**SET PROBLEM**: Quote every line below exactly and skip any picture.

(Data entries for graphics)
START

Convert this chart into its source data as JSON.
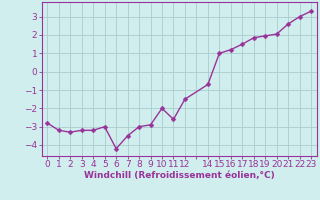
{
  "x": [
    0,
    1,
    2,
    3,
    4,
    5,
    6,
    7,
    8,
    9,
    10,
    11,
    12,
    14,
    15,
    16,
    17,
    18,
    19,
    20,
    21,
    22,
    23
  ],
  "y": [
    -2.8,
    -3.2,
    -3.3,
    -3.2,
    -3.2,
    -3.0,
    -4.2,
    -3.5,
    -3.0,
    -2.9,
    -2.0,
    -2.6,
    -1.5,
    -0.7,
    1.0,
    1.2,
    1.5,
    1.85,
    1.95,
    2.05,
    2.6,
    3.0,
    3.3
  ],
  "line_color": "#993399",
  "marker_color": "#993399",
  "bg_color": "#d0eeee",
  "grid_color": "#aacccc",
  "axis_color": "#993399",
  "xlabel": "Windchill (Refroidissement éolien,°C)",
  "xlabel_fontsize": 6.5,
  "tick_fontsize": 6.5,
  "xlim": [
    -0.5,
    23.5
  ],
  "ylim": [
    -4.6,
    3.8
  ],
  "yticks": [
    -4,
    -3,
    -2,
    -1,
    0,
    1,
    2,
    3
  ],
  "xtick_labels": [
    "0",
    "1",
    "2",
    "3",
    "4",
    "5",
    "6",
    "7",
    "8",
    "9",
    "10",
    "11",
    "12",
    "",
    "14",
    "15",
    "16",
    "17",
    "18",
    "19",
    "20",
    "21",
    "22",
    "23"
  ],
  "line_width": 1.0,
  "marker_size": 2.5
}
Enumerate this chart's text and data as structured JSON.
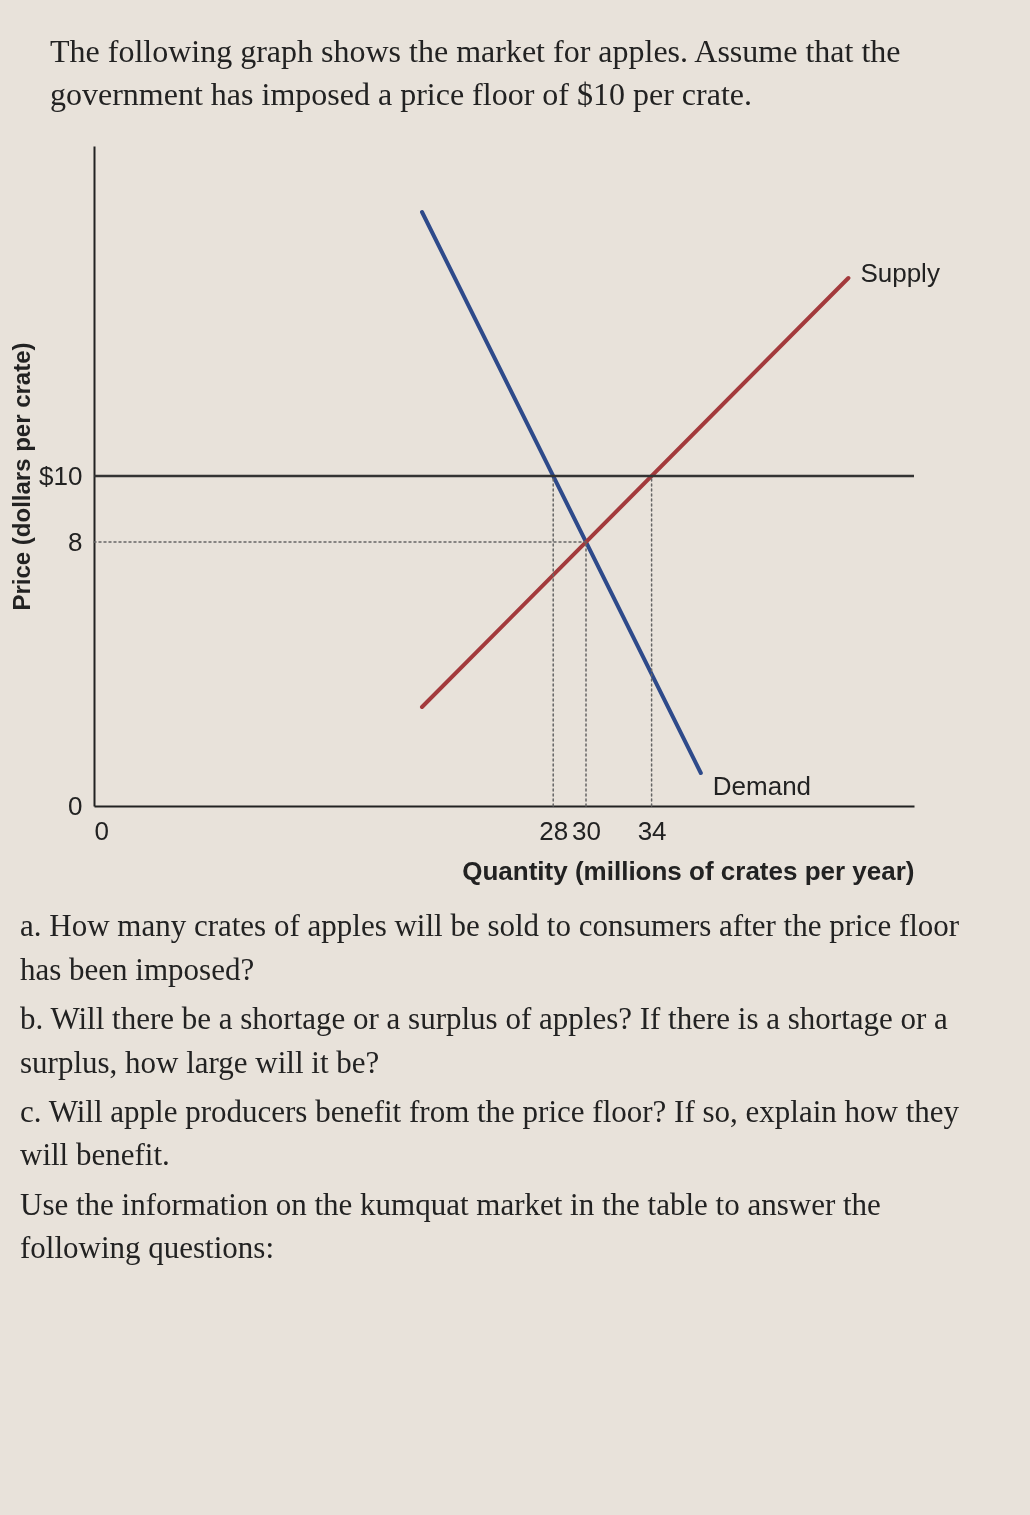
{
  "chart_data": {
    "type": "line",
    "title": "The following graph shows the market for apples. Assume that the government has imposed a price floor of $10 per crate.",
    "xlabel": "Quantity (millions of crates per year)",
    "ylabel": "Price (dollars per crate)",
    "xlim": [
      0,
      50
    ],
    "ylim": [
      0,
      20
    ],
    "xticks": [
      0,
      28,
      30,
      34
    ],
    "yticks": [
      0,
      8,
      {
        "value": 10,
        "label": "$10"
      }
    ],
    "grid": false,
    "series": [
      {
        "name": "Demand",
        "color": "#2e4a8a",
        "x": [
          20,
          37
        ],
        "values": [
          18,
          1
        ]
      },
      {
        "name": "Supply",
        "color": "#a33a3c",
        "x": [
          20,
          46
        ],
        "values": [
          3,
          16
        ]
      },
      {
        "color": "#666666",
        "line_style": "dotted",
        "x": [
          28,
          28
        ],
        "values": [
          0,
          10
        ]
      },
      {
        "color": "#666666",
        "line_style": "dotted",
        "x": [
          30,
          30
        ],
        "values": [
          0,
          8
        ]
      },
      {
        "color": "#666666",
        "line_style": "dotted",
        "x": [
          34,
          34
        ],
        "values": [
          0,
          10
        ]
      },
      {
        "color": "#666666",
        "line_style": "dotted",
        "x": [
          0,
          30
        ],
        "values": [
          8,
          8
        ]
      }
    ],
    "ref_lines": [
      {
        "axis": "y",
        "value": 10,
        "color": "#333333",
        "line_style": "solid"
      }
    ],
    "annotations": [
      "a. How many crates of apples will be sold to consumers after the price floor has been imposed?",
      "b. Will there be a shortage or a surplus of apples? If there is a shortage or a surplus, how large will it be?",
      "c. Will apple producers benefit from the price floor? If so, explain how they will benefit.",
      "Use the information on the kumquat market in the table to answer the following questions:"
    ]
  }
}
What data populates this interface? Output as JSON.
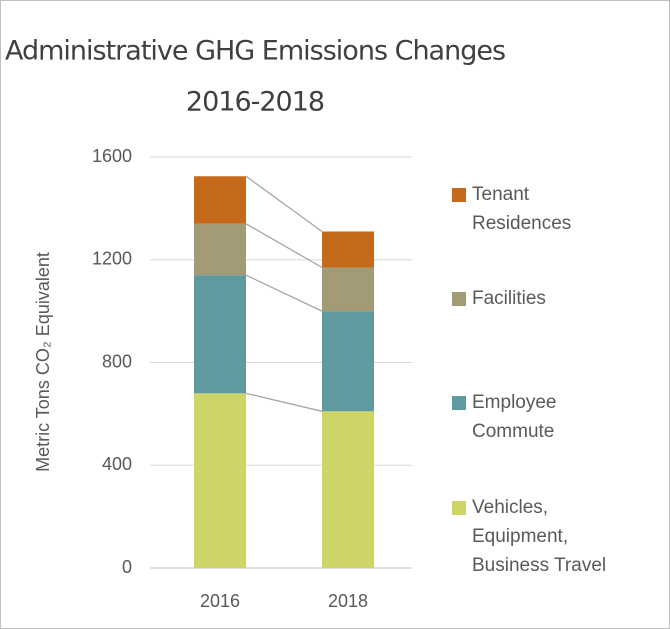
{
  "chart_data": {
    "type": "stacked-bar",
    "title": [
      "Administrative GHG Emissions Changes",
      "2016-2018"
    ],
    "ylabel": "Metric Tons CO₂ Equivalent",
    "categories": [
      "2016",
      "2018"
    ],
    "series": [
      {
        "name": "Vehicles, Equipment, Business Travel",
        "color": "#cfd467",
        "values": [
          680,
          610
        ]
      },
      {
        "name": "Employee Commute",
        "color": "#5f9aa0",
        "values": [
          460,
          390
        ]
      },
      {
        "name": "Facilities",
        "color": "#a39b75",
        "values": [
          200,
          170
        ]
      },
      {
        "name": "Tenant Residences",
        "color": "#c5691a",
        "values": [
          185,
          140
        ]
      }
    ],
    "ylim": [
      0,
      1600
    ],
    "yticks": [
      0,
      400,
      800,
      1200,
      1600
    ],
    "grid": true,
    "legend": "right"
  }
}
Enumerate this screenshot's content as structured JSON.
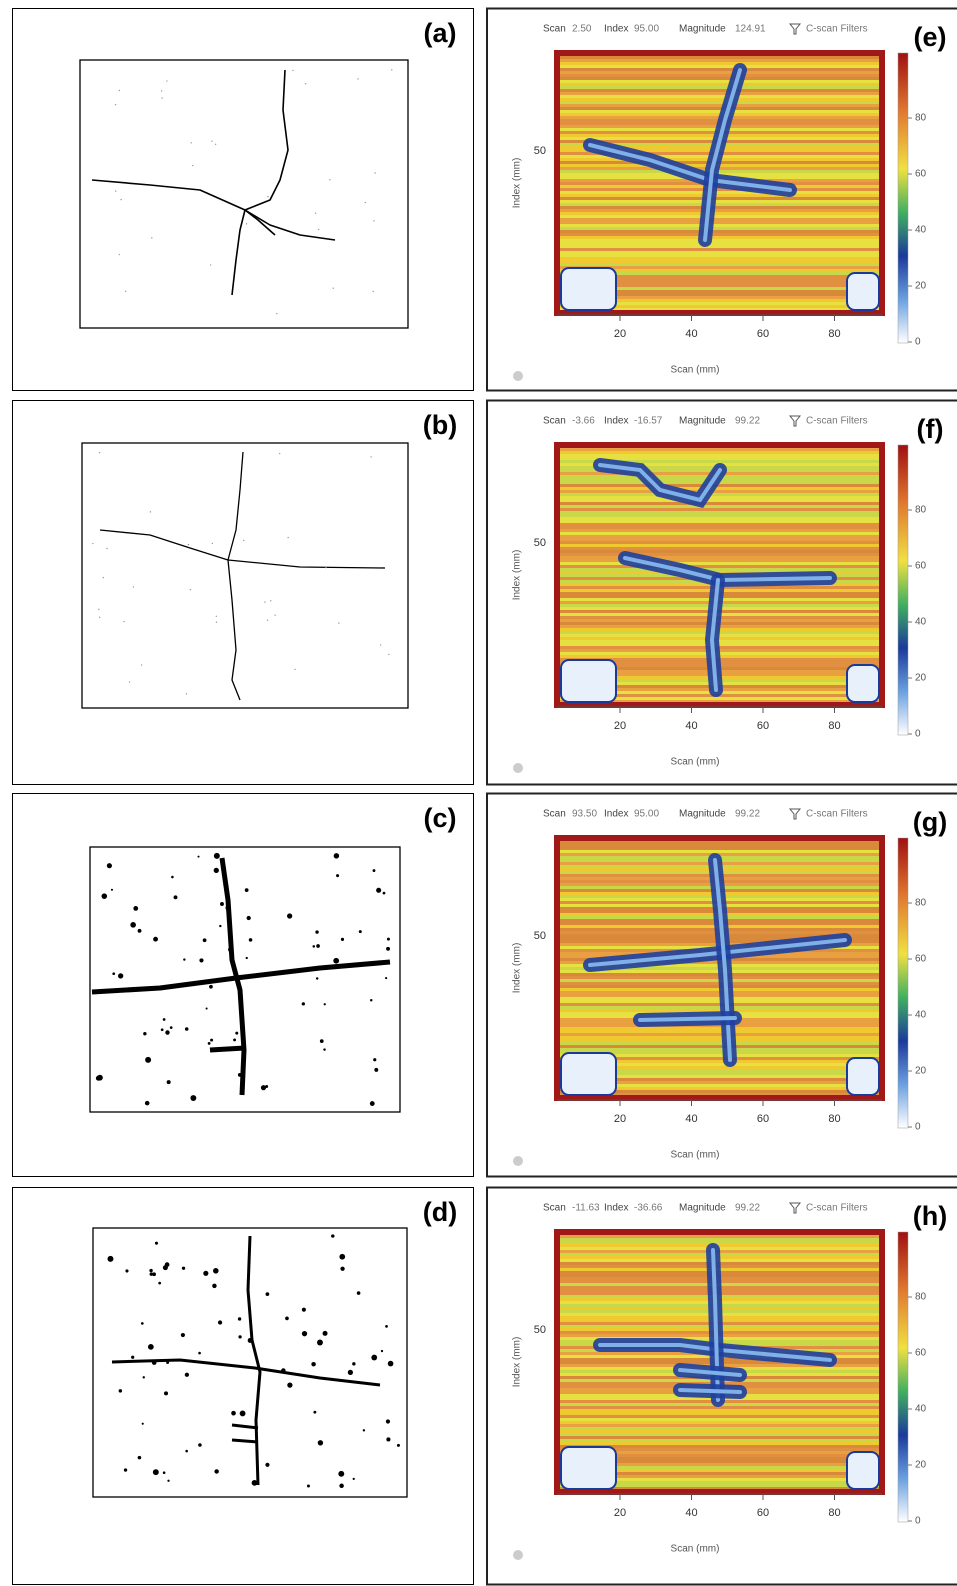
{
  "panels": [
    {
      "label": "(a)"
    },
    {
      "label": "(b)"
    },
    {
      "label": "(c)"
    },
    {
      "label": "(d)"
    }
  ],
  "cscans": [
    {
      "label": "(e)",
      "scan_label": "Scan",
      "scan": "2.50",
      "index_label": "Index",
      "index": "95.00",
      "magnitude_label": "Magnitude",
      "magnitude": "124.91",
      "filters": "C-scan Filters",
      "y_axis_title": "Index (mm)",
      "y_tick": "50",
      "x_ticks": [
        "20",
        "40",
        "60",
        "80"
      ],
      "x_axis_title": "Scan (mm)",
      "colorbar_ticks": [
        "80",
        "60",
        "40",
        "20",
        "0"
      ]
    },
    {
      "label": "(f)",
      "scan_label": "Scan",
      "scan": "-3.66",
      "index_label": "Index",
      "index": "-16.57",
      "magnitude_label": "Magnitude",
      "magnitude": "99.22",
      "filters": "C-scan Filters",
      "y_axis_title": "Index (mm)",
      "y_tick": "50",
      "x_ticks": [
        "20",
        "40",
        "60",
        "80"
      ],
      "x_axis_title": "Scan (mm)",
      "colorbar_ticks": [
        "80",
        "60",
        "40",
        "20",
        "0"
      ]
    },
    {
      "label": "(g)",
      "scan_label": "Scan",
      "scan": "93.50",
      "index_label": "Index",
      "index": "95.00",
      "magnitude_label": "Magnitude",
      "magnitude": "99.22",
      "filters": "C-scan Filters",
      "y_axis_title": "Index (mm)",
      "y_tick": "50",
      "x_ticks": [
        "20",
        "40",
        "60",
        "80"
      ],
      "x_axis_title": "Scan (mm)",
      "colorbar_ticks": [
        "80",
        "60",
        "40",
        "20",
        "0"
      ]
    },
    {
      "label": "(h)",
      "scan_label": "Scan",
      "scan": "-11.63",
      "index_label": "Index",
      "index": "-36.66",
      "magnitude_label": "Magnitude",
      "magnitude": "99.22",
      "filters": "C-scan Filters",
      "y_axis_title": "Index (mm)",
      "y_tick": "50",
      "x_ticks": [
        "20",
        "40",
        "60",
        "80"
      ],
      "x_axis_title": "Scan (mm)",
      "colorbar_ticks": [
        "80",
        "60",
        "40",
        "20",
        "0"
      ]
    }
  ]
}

END

**EXPECTED ANSWER**:
Convert this chart into its source data as JSON.
{
  "x": [
    0,
    1,
    2,
    3,
    4,
    5,
    6,
    7,
    8,
    9,
    10,
    11,
    12,
    14,
    15,
    16,
    17,
    18,
    19,
    20,
    21,
    22,
    23
  ],
  "y": [
    -2.8,
    -3.2,
    -3.3,
    -3.2,
    -3.2,
    -3.0,
    -4.2,
    -3.5,
    -3.0,
    -2.9,
    -2.0,
    -2.6,
    -1.5,
    -0.7,
    1.0,
    1.2,
    1.5,
    1.85,
    1.95,
    2.05,
    2.6,
    3.0,
    3.3
  ],
  "line_color": "#993399",
  "marker_color": "#993399",
  "bg_color": "#d0eeee",
  "grid_color": "#aacccc",
  "axis_color": "#993399",
  "xlabel": "Windchill (Refroidissement éolien,°C)",
  "xlabel_fontsize": 6.5,
  "tick_fontsize": 6.5,
  "xlim": [
    -0.5,
    23.5
  ],
  "ylim": [
    -4.6,
    3.8
  ],
  "yticks": [
    -4,
    -3,
    -2,
    -1,
    0,
    1,
    2,
    3
  ],
  "xtick_labels": [
    "0",
    "1",
    "2",
    "3",
    "4",
    "5",
    "6",
    "7",
    "8",
    "9",
    "10",
    "11",
    "12",
    "",
    "14",
    "15",
    "16",
    "17",
    "18",
    "19",
    "20",
    "21",
    "22",
    "23"
  ],
  "line_width": 1.0,
  "marker_size": 2.5
}
Enumerate this chart's text and data as structured JSON.
{
  "chart_data": {
    "type": "line",
    "title": "The following graph shows the market for apples. Assume that the government has imposed a price floor of $10 per crate.",
    "xlabel": "Quantity (millions of crates per year)",
    "ylabel": "Price (dollars per crate)",
    "xlim": [
      0,
      50
    ],
    "ylim": [
      0,
      20
    ],
    "xticks": [
      0,
      28,
      30,
      34
    ],
    "yticks": [
      0,
      8,
      {
        "value": 10,
        "label": "$10"
      }
    ],
    "grid": false,
    "series": [
      {
        "name": "Demand",
        "color": "#2e4a8a",
        "x": [
          20,
          37
        ],
        "values": [
          18,
          1
        ]
      },
      {
        "name": "Supply",
        "color": "#a33a3c",
        "x": [
          20,
          46
        ],
        "values": [
          3,
          16
        ]
      },
      {
        "color": "#666666",
        "line_style": "dotted",
        "x": [
          28,
          28
        ],
        "values": [
          0,
          10
        ]
      },
      {
        "color": "#666666",
        "line_style": "dotted",
        "x": [
          30,
          30
        ],
        "values": [
          0,
          8
        ]
      },
      {
        "color": "#666666",
        "line_style": "dotted",
        "x": [
          34,
          34
        ],
        "values": [
          0,
          10
        ]
      },
      {
        "color": "#666666",
        "line_style": "dotted",
        "x": [
          0,
          30
        ],
        "values": [
          8,
          8
        ]
      }
    ],
    "ref_lines": [
      {
        "axis": "y",
        "value": 10,
        "color": "#333333",
        "line_style": "solid"
      }
    ],
    "annotations": [
      "a. How many crates of apples will be sold to consumers after the price floor has been imposed?",
      "b. Will there be a shortage or a surplus of apples? If there is a shortage or a surplus, how large will it be?",
      "c. Will apple producers benefit from the price floor? If so, explain how they will benefit.",
      "Use the information on the kumquat market in the table to answer the following questions:"
    ]
  }
}
What data populates this interface? Output as JSON.
{
  "chart_data": {
    "type": "stacked-bar",
    "title": [
      "Administrative GHG Emissions Changes",
      "2016-2018"
    ],
    "ylabel": "Metric Tons CO₂ Equivalent",
    "categories": [
      "2016",
      "2018"
    ],
    "series": [
      {
        "name": "Vehicles, Equipment, Business Travel",
        "color": "#cfd467",
        "values": [
          680,
          610
        ]
      },
      {
        "name": "Employee Commute",
        "color": "#5f9aa0",
        "values": [
          460,
          390
        ]
      },
      {
        "name": "Facilities",
        "color": "#a39b75",
        "values": [
          200,
          170
        ]
      },
      {
        "name": "Tenant Residences",
        "color": "#c5691a",
        "values": [
          185,
          140
        ]
      }
    ],
    "ylim": [
      0,
      1600
    ],
    "yticks": [
      0,
      400,
      800,
      1200,
      1600
    ],
    "grid": true,
    "legend": "right"
  }
}
Enumerate this screenshot's content as structured JSON.
{
  "panels": [
    {
      "label": "(a)"
    },
    {
      "label": "(b)"
    },
    {
      "label": "(c)"
    },
    {
      "label": "(d)"
    }
  ],
  "cscans": [
    {
      "label": "(e)",
      "scan_label": "Scan",
      "scan": "2.50",
      "index_label": "Index",
      "index": "95.00",
      "magnitude_label": "Magnitude",
      "magnitude": "124.91",
      "filters": "C-scan Filters",
      "y_axis_title": "Index (mm)",
      "y_tick": "50",
      "x_ticks": [
        "20",
        "40",
        "60",
        "80"
      ],
      "x_axis_title": "Scan (mm)",
      "colorbar_ticks": [
        "80",
        "60",
        "40",
        "20",
        "0"
      ]
    },
    {
      "label": "(f)",
      "scan_label": "Scan",
      "scan": "-3.66",
      "index_label": "Index",
      "index": "-16.57",
      "magnitude_label": "Magnitude",
      "magnitude": "99.22",
      "filters": "C-scan Filters",
      "y_axis_title": "Index (mm)",
      "y_tick": "50",
      "x_ticks": [
        "20",
        "40",
        "60",
        "80"
      ],
      "x_axis_title": "Scan (mm)",
      "colorbar_ticks": [
        "80",
        "60",
        "40",
        "20",
        "0"
      ]
    },
    {
      "label": "(g)",
      "scan_label": "Scan",
      "scan": "93.50",
      "index_label": "Index",
      "index": "95.00",
      "magnitude_label": "Magnitude",
      "magnitude": "99.22",
      "filters": "C-scan Filters",
      "y_axis_title": "Index (mm)",
      "y_tick": "50",
      "x_ticks": [
        "20",
        "40",
        "60",
        "80"
      ],
      "x_axis_title": "Scan (mm)",
      "colorbar_ticks": [
        "80",
        "60",
        "40",
        "20",
        "0"
      ]
    },
    {
      "label": "(h)",
      "scan_label": "Scan",
      "scan": "-11.63",
      "index_label": "Index",
      "index": "-36.66",
      "magnitude_label": "Magnitude",
      "magnitude": "99.22",
      "filters": "C-scan Filters",
      "y_axis_title": "Index (mm)",
      "y_tick": "50",
      "x_ticks": [
        "20",
        "40",
        "60",
        "80"
      ],
      "x_axis_title": "Scan (mm)",
      "colorbar_ticks": [
        "80",
        "60",
        "40",
        "20",
        "0"
      ]
    }
  ]
}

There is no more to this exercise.